* Start DATA SECTION *

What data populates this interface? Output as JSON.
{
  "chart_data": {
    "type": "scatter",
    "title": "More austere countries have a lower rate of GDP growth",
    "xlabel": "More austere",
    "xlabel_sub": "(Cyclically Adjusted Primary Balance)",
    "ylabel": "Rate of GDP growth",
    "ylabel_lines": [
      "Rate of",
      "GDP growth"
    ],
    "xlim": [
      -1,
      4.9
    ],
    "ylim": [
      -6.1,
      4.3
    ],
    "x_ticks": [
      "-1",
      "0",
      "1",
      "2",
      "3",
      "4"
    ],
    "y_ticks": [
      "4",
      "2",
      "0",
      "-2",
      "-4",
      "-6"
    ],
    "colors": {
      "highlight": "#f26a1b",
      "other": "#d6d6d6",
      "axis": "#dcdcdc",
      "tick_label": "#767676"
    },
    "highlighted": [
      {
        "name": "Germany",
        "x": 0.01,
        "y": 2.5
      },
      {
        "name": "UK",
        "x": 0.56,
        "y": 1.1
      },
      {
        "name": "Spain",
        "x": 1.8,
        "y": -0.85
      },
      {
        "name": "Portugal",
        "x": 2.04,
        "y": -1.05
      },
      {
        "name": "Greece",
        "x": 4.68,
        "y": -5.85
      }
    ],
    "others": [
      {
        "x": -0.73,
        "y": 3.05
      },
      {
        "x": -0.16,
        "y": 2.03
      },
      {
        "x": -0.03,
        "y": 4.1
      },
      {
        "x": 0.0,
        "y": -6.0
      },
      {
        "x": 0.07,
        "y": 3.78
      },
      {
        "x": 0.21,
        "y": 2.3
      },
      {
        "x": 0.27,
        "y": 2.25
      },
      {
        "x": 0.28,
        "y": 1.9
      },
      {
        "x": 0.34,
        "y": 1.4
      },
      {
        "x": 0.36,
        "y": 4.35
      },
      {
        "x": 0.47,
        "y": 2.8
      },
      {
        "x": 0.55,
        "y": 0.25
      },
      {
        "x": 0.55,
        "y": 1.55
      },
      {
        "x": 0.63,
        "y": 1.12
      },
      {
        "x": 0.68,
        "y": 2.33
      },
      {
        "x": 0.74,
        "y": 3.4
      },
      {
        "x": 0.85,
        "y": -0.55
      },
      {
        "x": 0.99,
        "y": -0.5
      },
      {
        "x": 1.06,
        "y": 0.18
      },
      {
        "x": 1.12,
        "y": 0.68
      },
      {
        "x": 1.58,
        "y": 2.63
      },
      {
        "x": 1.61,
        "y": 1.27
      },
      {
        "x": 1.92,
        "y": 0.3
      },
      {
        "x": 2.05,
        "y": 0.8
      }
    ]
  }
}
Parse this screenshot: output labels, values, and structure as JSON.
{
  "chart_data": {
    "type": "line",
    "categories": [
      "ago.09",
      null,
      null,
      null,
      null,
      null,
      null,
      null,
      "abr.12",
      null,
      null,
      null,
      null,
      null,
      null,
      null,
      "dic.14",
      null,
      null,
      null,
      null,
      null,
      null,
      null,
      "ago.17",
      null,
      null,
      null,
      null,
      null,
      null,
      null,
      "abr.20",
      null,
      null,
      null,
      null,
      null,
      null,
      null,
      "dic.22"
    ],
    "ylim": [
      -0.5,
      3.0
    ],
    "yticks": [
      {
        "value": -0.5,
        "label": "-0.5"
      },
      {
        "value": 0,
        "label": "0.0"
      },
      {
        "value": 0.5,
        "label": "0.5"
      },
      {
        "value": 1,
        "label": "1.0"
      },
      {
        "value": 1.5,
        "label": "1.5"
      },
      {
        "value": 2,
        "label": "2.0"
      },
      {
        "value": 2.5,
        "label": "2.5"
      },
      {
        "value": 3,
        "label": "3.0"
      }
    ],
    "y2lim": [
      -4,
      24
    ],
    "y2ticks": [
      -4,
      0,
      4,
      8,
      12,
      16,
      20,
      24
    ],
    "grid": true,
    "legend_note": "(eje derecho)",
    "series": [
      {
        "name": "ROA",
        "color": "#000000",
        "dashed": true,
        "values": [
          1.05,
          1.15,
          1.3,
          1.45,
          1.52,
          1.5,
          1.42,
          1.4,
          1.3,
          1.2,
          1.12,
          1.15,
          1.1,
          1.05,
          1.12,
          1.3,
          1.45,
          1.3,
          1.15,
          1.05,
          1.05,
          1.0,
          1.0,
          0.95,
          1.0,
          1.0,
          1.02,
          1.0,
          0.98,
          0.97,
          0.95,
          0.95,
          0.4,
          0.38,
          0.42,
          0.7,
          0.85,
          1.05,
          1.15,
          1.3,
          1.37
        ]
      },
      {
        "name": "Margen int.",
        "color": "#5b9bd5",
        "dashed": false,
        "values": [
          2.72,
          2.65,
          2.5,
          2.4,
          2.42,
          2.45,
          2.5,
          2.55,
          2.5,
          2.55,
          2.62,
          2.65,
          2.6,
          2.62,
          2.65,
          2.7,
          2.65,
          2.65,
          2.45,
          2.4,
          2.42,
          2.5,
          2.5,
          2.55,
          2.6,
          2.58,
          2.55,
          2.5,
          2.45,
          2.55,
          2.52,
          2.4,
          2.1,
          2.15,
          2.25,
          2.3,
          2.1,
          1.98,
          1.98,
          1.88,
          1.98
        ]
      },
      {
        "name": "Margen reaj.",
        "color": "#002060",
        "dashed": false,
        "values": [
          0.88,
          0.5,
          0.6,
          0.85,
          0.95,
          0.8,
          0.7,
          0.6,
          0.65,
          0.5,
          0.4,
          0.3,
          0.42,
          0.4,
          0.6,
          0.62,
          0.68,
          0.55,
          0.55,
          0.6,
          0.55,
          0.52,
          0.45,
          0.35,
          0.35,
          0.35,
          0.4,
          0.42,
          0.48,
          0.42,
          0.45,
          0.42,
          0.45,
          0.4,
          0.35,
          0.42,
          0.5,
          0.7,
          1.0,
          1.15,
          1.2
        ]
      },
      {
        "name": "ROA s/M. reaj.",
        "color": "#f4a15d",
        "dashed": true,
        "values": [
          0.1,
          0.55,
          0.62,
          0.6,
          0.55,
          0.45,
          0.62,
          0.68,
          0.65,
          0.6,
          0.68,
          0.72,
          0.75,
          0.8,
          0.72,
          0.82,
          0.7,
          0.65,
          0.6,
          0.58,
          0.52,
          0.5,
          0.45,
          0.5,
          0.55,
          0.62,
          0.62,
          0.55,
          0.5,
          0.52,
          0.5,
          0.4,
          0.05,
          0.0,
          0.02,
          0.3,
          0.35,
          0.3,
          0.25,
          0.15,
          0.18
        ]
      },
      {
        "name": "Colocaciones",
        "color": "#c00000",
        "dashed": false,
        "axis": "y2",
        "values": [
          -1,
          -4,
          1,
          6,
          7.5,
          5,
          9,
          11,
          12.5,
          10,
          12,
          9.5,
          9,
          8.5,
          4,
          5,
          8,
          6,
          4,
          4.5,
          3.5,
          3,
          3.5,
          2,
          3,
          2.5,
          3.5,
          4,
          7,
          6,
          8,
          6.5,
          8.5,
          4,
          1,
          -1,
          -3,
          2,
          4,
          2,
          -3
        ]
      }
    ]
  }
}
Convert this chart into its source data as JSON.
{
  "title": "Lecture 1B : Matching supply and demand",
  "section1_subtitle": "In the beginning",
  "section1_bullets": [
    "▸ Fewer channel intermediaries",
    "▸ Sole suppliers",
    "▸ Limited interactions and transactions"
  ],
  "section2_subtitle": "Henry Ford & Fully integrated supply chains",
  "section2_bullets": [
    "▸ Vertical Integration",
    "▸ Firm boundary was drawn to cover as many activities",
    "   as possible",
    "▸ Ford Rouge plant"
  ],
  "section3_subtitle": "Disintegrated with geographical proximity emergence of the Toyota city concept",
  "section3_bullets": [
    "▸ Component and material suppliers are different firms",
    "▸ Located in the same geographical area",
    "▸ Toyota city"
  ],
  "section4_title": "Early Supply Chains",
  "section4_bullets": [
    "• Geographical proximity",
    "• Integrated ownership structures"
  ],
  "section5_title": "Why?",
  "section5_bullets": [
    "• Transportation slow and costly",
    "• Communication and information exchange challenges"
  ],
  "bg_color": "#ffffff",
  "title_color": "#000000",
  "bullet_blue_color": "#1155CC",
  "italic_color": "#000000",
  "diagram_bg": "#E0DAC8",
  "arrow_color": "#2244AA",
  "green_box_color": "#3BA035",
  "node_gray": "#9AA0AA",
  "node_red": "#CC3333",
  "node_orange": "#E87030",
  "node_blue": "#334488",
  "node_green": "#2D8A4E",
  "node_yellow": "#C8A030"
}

* End DATA SECTION *

» **JOB**
Give only the count of lines in the data that include the string "this".

» **WRITTEN RESPONSE**
3